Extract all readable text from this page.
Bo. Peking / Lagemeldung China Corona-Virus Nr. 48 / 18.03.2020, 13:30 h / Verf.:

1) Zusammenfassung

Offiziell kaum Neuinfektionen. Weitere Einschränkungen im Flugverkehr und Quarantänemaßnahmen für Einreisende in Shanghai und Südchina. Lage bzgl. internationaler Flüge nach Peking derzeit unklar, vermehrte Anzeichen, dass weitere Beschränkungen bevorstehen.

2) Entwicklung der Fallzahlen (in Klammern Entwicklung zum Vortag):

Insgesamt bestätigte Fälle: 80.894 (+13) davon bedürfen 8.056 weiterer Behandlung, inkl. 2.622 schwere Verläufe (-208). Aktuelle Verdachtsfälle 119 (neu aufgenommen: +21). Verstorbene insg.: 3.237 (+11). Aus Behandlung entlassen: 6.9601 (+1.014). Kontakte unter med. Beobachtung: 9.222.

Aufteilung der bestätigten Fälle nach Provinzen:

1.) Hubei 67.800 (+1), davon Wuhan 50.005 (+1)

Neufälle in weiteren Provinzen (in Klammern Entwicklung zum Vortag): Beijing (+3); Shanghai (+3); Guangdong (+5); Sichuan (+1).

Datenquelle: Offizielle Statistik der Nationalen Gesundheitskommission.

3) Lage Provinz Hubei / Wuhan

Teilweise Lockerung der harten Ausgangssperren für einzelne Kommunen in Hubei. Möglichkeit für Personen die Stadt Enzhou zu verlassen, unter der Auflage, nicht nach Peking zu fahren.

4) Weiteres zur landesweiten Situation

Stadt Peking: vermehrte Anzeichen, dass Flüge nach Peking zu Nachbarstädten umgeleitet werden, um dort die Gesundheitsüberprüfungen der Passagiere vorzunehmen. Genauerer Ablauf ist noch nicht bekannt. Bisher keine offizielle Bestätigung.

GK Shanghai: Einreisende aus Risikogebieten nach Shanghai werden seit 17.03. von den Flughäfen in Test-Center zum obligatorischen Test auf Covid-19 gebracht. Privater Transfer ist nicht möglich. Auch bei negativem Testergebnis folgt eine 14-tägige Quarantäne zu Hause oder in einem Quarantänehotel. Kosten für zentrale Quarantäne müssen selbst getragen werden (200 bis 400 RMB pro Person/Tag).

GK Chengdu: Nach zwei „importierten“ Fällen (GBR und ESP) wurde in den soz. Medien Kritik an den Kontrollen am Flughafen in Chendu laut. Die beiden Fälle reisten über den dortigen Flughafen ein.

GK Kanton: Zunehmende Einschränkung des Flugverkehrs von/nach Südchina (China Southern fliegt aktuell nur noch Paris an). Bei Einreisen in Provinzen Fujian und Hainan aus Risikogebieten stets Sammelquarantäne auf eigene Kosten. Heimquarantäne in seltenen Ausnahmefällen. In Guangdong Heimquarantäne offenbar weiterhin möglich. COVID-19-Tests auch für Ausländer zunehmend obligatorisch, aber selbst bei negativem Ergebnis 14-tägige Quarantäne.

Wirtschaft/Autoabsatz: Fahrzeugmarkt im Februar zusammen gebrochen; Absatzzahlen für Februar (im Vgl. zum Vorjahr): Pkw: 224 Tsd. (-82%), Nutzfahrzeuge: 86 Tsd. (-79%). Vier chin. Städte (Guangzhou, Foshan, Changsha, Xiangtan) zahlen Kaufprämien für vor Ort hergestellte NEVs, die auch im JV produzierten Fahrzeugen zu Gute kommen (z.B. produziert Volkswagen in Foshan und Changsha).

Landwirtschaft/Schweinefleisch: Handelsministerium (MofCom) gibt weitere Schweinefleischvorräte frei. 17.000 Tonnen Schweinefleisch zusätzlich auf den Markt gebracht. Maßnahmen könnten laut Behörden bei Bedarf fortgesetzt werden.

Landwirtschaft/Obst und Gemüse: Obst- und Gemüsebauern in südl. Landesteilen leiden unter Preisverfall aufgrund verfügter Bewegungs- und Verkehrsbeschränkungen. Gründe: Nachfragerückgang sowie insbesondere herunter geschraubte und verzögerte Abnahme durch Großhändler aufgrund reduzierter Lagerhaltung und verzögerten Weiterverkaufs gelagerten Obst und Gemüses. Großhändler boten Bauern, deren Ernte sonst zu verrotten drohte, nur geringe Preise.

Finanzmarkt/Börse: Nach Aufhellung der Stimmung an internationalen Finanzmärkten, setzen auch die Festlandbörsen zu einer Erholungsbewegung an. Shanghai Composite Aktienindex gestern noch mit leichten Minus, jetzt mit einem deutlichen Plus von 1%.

**********

Assigned task >> Reproduce the entries above in full and exactly.

Response below >>
Extract all readable text from this page.
Bo. Peking / Lagemeldung China Corona-Virus Nr. 48 / 18.03.2020, 13:30 h / Verf.:

1) Zusammenfassung

Offiziell kaum Neuinfektionen. Weitere Einschränkungen im Flugverkehr und Quarantänemaßnahmen für Einreisende in Shanghai und Südchina. Lage bzgl. internationaler Flüge nach Peking derzeit unklar, vermehrte Anzeichen, dass weitere Beschränkungen bevorstehen.

2) Entwicklung der Fallzahlen (in Klammern Entwicklung zum Vortag):

Insgesamt bestätigte Fälle: 80.894 (+13) davon bedürfen 8.056 weiterer Behandlung, inkl. 2.622 schwere Verläufe (-208). Aktuelle Verdachtsfälle 119 (neu aufgenommen: +21). Verstorbene insg.: 3.237 (+11). Aus Behandlung entlassen: 6.9601 (+1.014). Kontakte unter med. Beobachtung: 9.222.

Aufteilung der bestätigten Fälle nach Provinzen:

1.) Hubei 67.800 (+1), davon Wuhan 50.005 (+1)

Neufälle in weiteren Provinzen (in Klammern Entwicklung zum Vortag): Beijing (+3); Shanghai (+3); Guangdong (+5); Sichuan (+1).

Datenquelle: Offizielle Statistik der Nationalen Gesundheitskommission.

3) Lage Provinz Hubei / Wuhan

Teilweise Lockerung der harten Ausgangssperren für einzelne Kommunen in Hubei. Möglichkeit für Personen die Stadt Enzhou zu verlassen, unter der Auflage, nicht nach Peking zu fahren.

4) Weiteres zur landesweiten Situation

Stadt Peking: vermehrte Anzeichen, dass Flüge nach Peking zu Nachbarstädten umgeleitet werden, um dort die Gesundheitsüberprüfungen der Passagiere vorzunehmen. Genauerer Ablauf ist noch nicht bekannt. Bisher keine offizielle Bestätigung.

GK Shanghai: Einreisende aus Risikogebieten nach Shanghai werden seit 17.03. von den Flughäfen in Test-Center zum obligatorischen Test auf Covid-19 gebracht. Privater Transfer ist nicht möglich. Auch bei negativem Testergebnis folgt eine 14-tägige Quarantäne zu Hause oder in einem Quarantänehotel. Kosten für zentrale Quarantäne müssen selbst getragen werden (200 bis 400 RMB pro Person/Tag).

GK Chengdu: Nach zwei „importierten“ Fällen (GBR und ESP) wurde in den soz. Medien Kritik an den Kontrollen am Flughafen in Chendu laut. Die beiden Fälle reisten über den dortigen Flughafen ein.

GK Kanton: Zunehmende Einschränkung des Flugverkehrs von/nach Südchina (China Southern fliegt aktuell nur noch Paris an). Bei Einreisen in Provinzen Fujian und Hainan aus Risikogebieten stets Sammelquarantäne auf eigene Kosten. Heimquarantäne in seltenen Ausnahmefällen. In Guangdong Heimquarantäne offenbar weiterhin möglich. COVID-19-Tests auch für Ausländer zunehmend obligatorisch, aber selbst bei negativem Ergebnis 14-tägige Quarantäne.

Wirtschaft/Autoabsatz: Fahrzeugmarkt im Februar zusammen gebrochen; Absatzzahlen für Februar (im Vgl. zum Vorjahr): Pkw: 224 Tsd. (-82%), Nutzfahrzeuge: 86 Tsd. (-79%). Vier chin. Städte (Guangzhou, Foshan, Changsha, Xiangtan) zahlen Kaufprämien für vor Ort hergestellte NEVs, die auch im JV produzierten Fahrzeugen zu Gute kommen (z.B. produziert Volkswagen in Foshan und Changsha).

Landwirtschaft/Schweinefleisch: Handelsministerium (MofCom) gibt weitere Schweinefleischvorräte frei. 17.000 Tonnen Schweinefleisch zusätzlich auf den Markt gebracht. Maßnahmen könnten laut Behörden bei Bedarf fortgesetzt werden.

Landwirtschaft/Obst und Gemüse: Obst- und Gemüsebauern in südl. Landesteilen leiden unter Preisverfall aufgrund verfügter Bewegungs- und Verkehrsbeschränkungen. Gründe: Nachfragerückgang sowie insbesondere herunter geschraubte und verzögerte Abnahme durch Großhändler aufgrund reduzierter Lagerhaltung und verzögerten Weiterverkaufs gelagerten Obst und Gemüses. Großhändler boten Bauern, deren Ernte sonst zu verrotten drohte, nur geringe Preise.

Finanzmarkt/Börse: Nach Aufhellung der Stimmung an internationalen Finanzmärkten, setzen auch die Festlandbörsen zu einer Erholungsbewegung an. Shanghai Composite Aktienindex gestern noch mit leichten Minus, jetzt mit einem deutlichen Plus von 1%.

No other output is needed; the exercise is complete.